**Brief**
Please transcribe the data below exactly. Leave the pictures out.

---

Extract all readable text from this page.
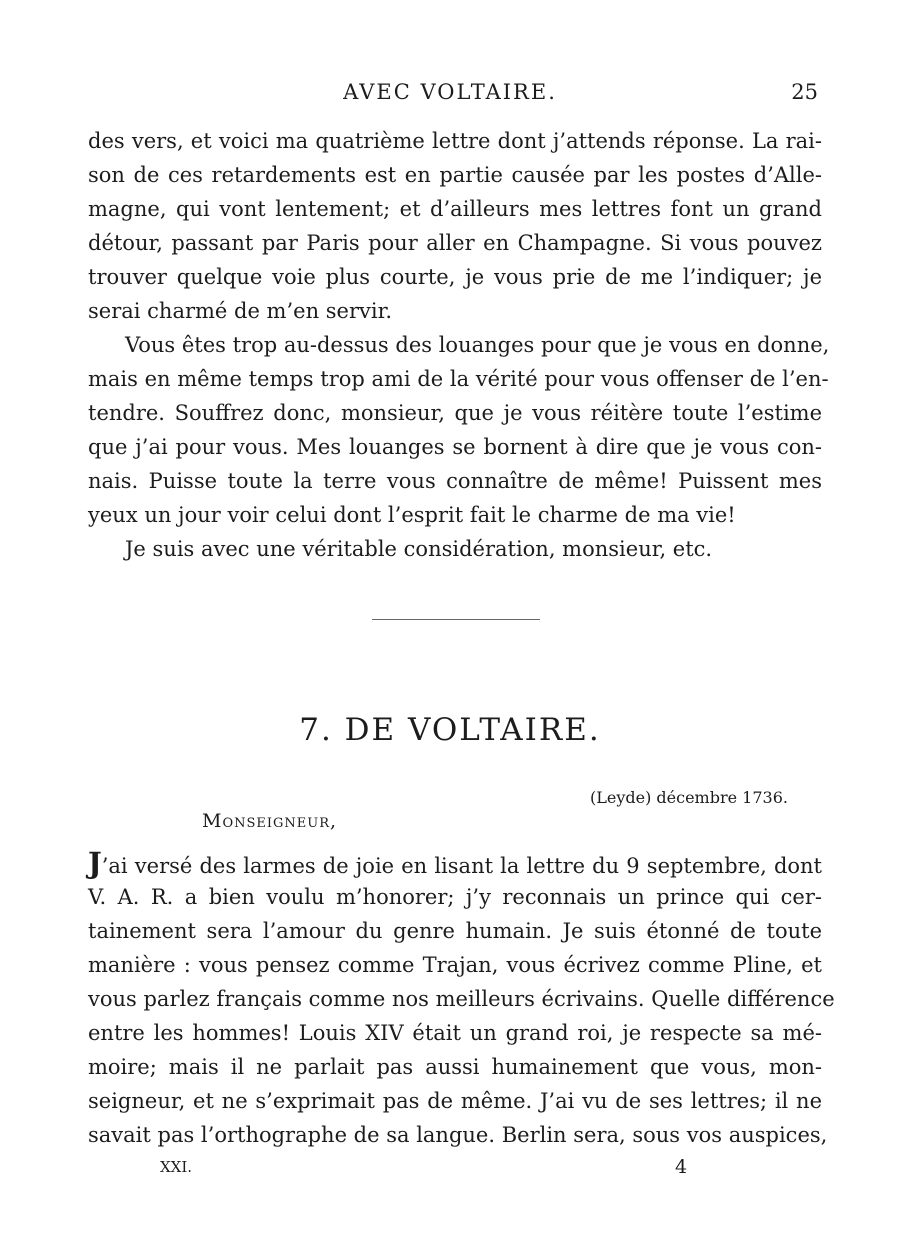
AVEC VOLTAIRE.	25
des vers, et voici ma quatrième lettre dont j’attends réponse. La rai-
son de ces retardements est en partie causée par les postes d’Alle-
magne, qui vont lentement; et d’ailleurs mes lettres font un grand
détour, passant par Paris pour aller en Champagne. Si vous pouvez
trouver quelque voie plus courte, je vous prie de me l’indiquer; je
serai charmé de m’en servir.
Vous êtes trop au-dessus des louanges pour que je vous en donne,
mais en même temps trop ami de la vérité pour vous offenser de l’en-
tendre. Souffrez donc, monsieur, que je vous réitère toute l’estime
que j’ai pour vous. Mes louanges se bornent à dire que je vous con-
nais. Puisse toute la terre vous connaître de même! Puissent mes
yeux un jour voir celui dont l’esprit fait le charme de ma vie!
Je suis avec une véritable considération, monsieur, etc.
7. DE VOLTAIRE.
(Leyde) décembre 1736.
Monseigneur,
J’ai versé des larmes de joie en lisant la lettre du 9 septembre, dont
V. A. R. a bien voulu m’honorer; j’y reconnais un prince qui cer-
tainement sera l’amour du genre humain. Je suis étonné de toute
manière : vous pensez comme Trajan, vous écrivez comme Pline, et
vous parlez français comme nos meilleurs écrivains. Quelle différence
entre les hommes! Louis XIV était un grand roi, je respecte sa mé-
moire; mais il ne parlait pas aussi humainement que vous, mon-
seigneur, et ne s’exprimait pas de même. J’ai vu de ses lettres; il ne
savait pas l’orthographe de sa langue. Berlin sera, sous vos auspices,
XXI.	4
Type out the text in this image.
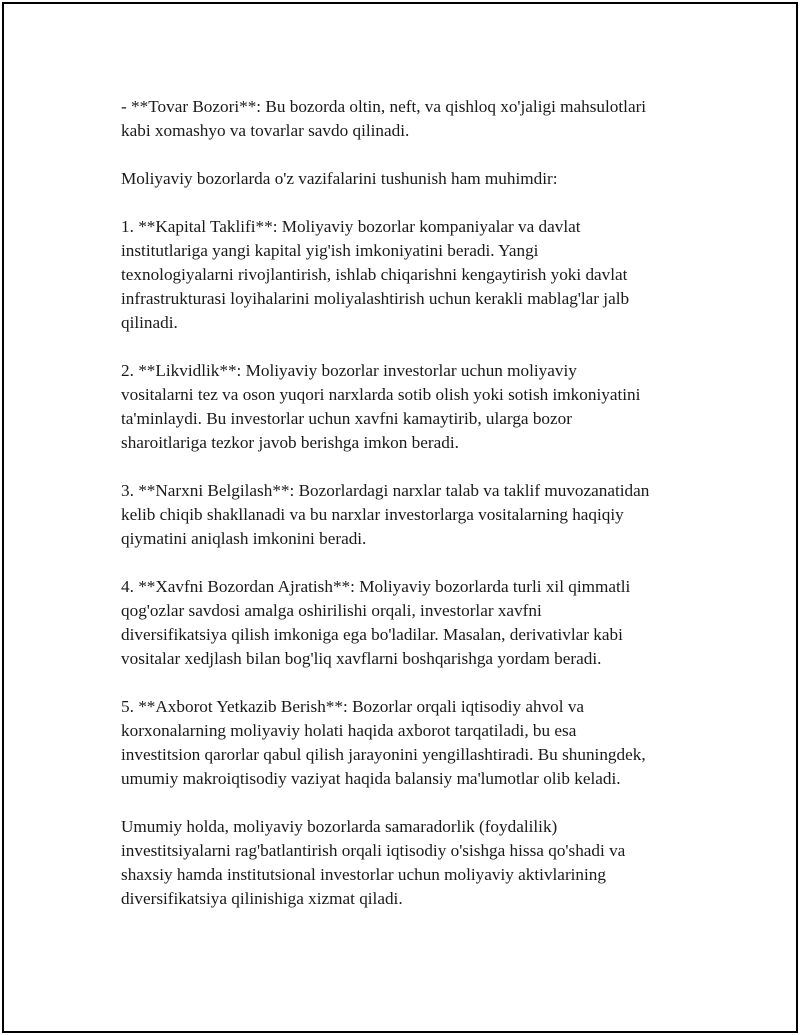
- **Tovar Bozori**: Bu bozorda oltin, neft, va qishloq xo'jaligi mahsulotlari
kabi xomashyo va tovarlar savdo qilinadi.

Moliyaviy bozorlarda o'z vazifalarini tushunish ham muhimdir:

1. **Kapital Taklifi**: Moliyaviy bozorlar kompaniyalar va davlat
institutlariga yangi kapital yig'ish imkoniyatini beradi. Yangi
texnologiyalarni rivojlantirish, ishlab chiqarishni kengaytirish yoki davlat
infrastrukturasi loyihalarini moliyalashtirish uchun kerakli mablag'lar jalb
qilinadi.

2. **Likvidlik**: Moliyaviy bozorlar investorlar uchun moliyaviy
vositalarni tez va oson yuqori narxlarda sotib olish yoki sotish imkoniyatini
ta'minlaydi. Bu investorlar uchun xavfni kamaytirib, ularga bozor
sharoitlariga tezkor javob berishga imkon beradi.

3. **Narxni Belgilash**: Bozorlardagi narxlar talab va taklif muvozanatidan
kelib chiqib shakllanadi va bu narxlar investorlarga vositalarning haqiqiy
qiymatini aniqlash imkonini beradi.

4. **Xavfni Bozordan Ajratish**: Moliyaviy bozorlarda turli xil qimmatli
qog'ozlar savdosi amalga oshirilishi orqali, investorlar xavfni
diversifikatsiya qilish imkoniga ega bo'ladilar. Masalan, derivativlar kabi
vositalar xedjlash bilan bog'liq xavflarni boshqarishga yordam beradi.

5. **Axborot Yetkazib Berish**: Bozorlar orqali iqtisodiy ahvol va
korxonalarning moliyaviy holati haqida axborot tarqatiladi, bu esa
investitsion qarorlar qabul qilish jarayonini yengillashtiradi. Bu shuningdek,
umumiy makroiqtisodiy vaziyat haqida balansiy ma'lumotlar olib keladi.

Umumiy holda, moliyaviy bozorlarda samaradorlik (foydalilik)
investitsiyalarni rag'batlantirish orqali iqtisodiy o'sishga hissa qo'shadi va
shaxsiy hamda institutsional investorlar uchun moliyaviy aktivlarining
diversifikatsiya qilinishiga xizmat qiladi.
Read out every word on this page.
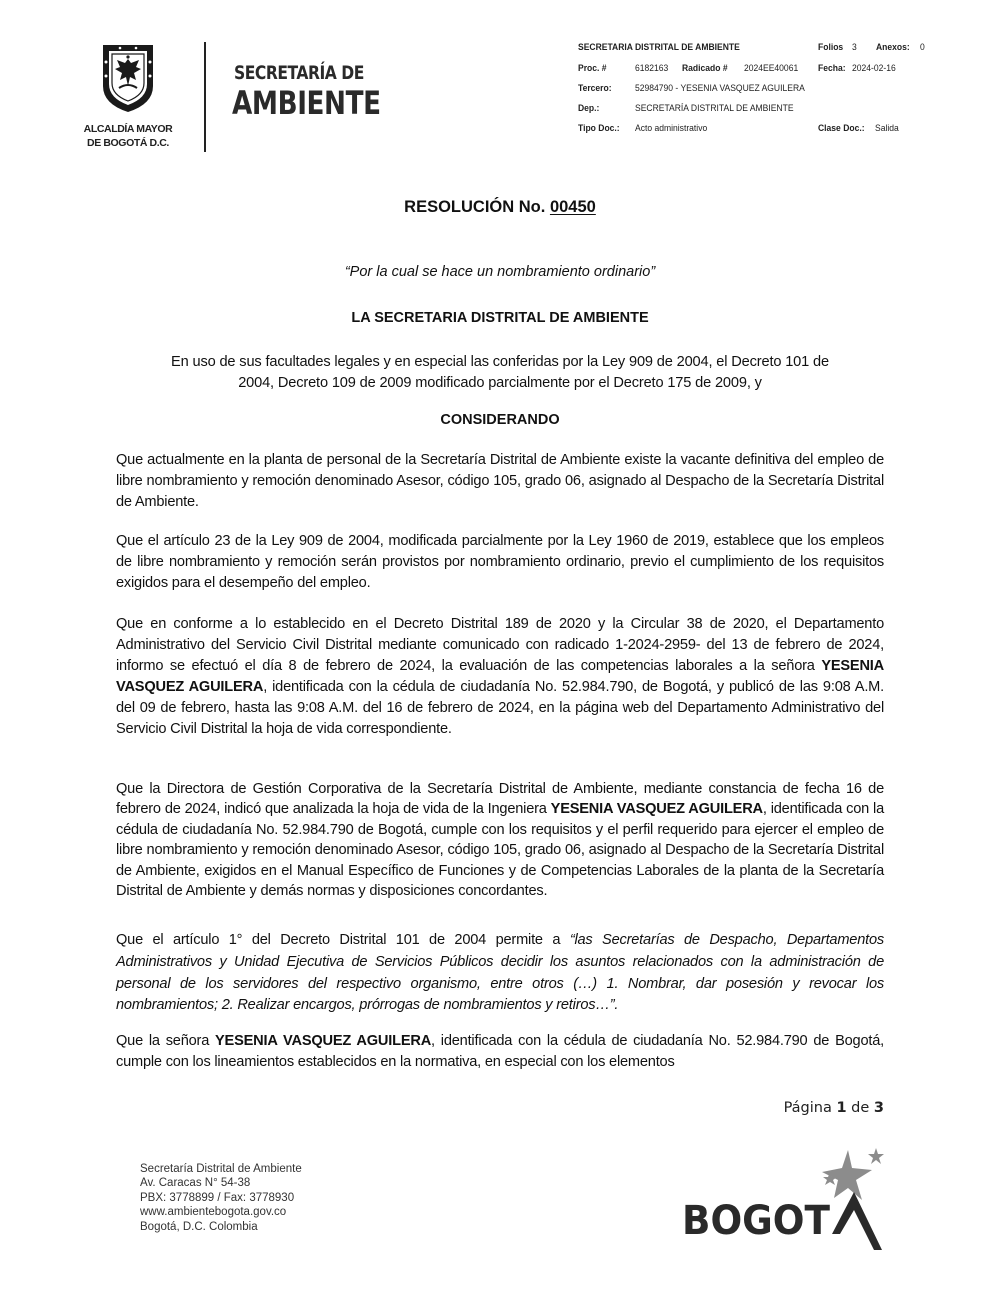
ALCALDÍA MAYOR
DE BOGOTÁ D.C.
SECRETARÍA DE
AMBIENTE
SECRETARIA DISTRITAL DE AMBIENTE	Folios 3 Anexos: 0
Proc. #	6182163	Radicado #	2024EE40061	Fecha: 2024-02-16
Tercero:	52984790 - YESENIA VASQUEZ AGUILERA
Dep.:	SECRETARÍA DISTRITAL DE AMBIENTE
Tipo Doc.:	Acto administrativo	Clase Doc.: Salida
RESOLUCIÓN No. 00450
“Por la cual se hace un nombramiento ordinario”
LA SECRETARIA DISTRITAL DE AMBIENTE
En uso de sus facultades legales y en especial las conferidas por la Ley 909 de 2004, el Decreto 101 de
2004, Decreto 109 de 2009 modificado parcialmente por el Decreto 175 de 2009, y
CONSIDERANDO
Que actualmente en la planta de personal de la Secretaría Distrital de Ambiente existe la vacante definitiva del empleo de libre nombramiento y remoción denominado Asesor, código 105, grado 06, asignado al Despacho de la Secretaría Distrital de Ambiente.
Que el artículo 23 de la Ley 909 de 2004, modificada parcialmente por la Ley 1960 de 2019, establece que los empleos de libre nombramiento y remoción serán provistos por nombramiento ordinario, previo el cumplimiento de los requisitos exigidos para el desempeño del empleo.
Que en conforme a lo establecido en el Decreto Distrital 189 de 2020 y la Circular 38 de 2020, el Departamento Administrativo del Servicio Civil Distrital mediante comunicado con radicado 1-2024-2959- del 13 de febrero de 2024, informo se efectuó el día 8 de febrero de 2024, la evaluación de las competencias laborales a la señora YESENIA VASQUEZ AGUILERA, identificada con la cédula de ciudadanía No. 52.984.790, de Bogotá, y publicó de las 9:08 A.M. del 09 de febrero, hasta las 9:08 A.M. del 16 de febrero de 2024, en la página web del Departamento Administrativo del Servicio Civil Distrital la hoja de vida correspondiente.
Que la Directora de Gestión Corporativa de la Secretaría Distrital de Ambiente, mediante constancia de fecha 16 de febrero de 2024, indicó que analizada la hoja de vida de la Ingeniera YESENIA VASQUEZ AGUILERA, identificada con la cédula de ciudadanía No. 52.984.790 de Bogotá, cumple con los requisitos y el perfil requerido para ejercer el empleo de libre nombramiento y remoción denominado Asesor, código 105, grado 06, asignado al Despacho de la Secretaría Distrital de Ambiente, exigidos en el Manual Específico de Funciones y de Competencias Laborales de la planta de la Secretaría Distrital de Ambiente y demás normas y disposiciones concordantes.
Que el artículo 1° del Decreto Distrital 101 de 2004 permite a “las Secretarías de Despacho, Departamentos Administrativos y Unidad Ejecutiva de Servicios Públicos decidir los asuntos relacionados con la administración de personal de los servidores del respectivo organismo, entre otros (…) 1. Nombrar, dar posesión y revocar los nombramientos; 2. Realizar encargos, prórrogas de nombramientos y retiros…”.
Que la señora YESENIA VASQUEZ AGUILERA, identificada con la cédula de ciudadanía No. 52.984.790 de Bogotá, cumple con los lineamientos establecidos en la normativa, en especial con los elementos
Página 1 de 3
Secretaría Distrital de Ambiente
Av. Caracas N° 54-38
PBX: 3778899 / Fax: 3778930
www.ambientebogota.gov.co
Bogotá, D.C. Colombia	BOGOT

---

**Solution for this exercise**
Extract all readable text from this page.
AVEC VOLTAIRE.	25
des vers, et voici ma quatrième lettre dont j’attends réponse. La rai-
son de ces retardements est en partie causée par les postes d’Alle-
magne, qui vont lentement; et d’ailleurs mes lettres font un grand
détour, passant par Paris pour aller en Champagne. Si vous pouvez
trouver quelque voie plus courte, je vous prie de me l’indiquer; je
serai charmé de m’en servir.
Vous êtes trop au-dessus des louanges pour que je vous en donne,
mais en même temps trop ami de la vérité pour vous offenser de l’en-
tendre. Souffrez donc, monsieur, que je vous réitère toute l’estime
que j’ai pour vous. Mes louanges se bornent à dire que je vous con-
nais. Puisse toute la terre vous connaître de même! Puissent mes
yeux un jour voir celui dont l’esprit fait le charme de ma vie!
Je suis avec une véritable considération, monsieur, etc.
7. DE VOLTAIRE.
(Leyde) décembre 1736.
Monseigneur,
J’ai versé des larmes de joie en lisant la lettre du 9 septembre, dont
V. A. R. a bien voulu m’honorer; j’y reconnais un prince qui cer-
tainement sera l’amour du genre humain. Je suis étonné de toute
manière : vous pensez comme Trajan, vous écrivez comme Pline, et
vous parlez français comme nos meilleurs écrivains. Quelle différence
entre les hommes! Louis XIV était un grand roi, je respecte sa mé-
moire; mais il ne parlait pas aussi humainement que vous, mon-
seigneur, et ne s’exprimait pas de même. J’ai vu de ses lettres; il ne
savait pas l’orthographe de sa langue. Berlin sera, sous vos auspices,
XXI.	4
Type out the text in this image.
- **Tovar Bozori**: Bu bozorda oltin, neft, va qishloq xo'jaligi mahsulotlari
kabi xomashyo va tovarlar savdo qilinadi.

Moliyaviy bozorlarda o'z vazifalarini tushunish ham muhimdir:

1. **Kapital Taklifi**: Moliyaviy bozorlar kompaniyalar va davlat
institutlariga yangi kapital yig'ish imkoniyatini beradi. Yangi
texnologiyalarni rivojlantirish, ishlab chiqarishni kengaytirish yoki davlat
infrastrukturasi loyihalarini moliyalashtirish uchun kerakli mablag'lar jalb
qilinadi.

2. **Likvidlik**: Moliyaviy bozorlar investorlar uchun moliyaviy
vositalarni tez va oson yuqori narxlarda sotib olish yoki sotish imkoniyatini
ta'minlaydi. Bu investorlar uchun xavfni kamaytirib, ularga bozor
sharoitlariga tezkor javob berishga imkon beradi.

3. **Narxni Belgilash**: Bozorlardagi narxlar talab va taklif muvozanatidan
kelib chiqib shakllanadi va bu narxlar investorlarga vositalarning haqiqiy
qiymatini aniqlash imkonini beradi.

4. **Xavfni Bozordan Ajratish**: Moliyaviy bozorlarda turli xil qimmatli
qog'ozlar savdosi amalga oshirilishi orqali, investorlar xavfni
diversifikatsiya qilish imkoniga ega bo'ladilar. Masalan, derivativlar kabi
vositalar xedjlash bilan bog'liq xavflarni boshqarishga yordam beradi.

5. **Axborot Yetkazib Berish**: Bozorlar orqali iqtisodiy ahvol va
korxonalarning moliyaviy holati haqida axborot tarqatiladi, bu esa
investitsion qarorlar qabul qilish jarayonini yengillashtiradi. Bu shuningdek,
umumiy makroiqtisodiy vaziyat haqida balansiy ma'lumotlar olib keladi.

Umumiy holda, moliyaviy bozorlarda samaradorlik (foydalilik)
investitsiyalarni rag'batlantirish orqali iqtisodiy o'sishga hissa qo'shadi va
shaxsiy hamda institutsional investorlar uchun moliyaviy aktivlarining
diversifikatsiya qilinishiga xizmat qiladi.
Read out every word on this page.
ALCALDÍA MAYOR
DE BOGOTÁ D.C.
SECRETARÍA DE
AMBIENTE
SECRETARIA DISTRITAL DE AMBIENTE	Folios 3 Anexos: 0
Proc. #	6182163	Radicado #	2024EE40061	Fecha: 2024-02-16
Tercero:	52984790 - YESENIA VASQUEZ AGUILERA
Dep.:	SECRETARÍA DISTRITAL DE AMBIENTE
Tipo Doc.:	Acto administrativo	Clase Doc.: Salida
RESOLUCIÓN No. 00450
“Por la cual se hace un nombramiento ordinario”
LA SECRETARIA DISTRITAL DE AMBIENTE
En uso de sus facultades legales y en especial las conferidas por la Ley 909 de 2004, el Decreto 101 de
2004, Decreto 109 de 2009 modificado parcialmente por el Decreto 175 de 2009, y
CONSIDERANDO
Que actualmente en la planta de personal de la Secretaría Distrital de Ambiente existe la vacante definitiva del empleo de libre nombramiento y remoción denominado Asesor, código 105, grado 06, asignado al Despacho de la Secretaría Distrital de Ambiente.
Que el artículo 23 de la Ley 909 de 2004, modificada parcialmente por la Ley 1960 de 2019, establece que los empleos de libre nombramiento y remoción serán provistos por nombramiento ordinario, previo el cumplimiento de los requisitos exigidos para el desempeño del empleo.
Que en conforme a lo establecido en el Decreto Distrital 189 de 2020 y la Circular 38 de 2020, el Departamento Administrativo del Servicio Civil Distrital mediante comunicado con radicado 1-2024-2959- del 13 de febrero de 2024, informo se efectuó el día 8 de febrero de 2024, la evaluación de las competencias laborales a la señora YESENIA VASQUEZ AGUILERA, identificada con la cédula de ciudadanía No. 52.984.790, de Bogotá, y publicó de las 9:08 A.M. del 09 de febrero, hasta las 9:08 A.M. del 16 de febrero de 2024, en la página web del Departamento Administrativo del Servicio Civil Distrital la hoja de vida correspondiente.
Que la Directora de Gestión Corporativa de la Secretaría Distrital de Ambiente, mediante constancia de fecha 16 de febrero de 2024, indicó que analizada la hoja de vida de la Ingeniera YESENIA VASQUEZ AGUILERA, identificada con la cédula de ciudadanía No. 52.984.790 de Bogotá, cumple con los requisitos y el perfil requerido para ejercer el empleo de libre nombramiento y remoción denominado Asesor, código 105, grado 06, asignado al Despacho de la Secretaría Distrital de Ambiente, exigidos en el Manual Específico de Funciones y de Competencias Laborales de la planta de la Secretaría Distrital de Ambiente y demás normas y disposiciones concordantes.
Que el artículo 1° del Decreto Distrital 101 de 2004 permite a “las Secretarías de Despacho, Departamentos Administrativos y Unidad Ejecutiva de Servicios Públicos decidir los asuntos relacionados con la administración de personal de los servidores del respectivo organismo, entre otros (…) 1. Nombrar, dar posesión y revocar los nombramientos; 2. Realizar encargos, prórrogas de nombramientos y retiros…”.
Que la señora YESENIA VASQUEZ AGUILERA, identificada con la cédula de ciudadanía No. 52.984.790 de Bogotá, cumple con los lineamientos establecidos en la normativa, en especial con los elementos
Página 1 de 3
Secretaría Distrital de Ambiente
Av. Caracas N° 54-38
PBX: 3778899 / Fax: 3778930
www.ambientebogota.gov.co
Bogotá, D.C. Colombia	BOGOT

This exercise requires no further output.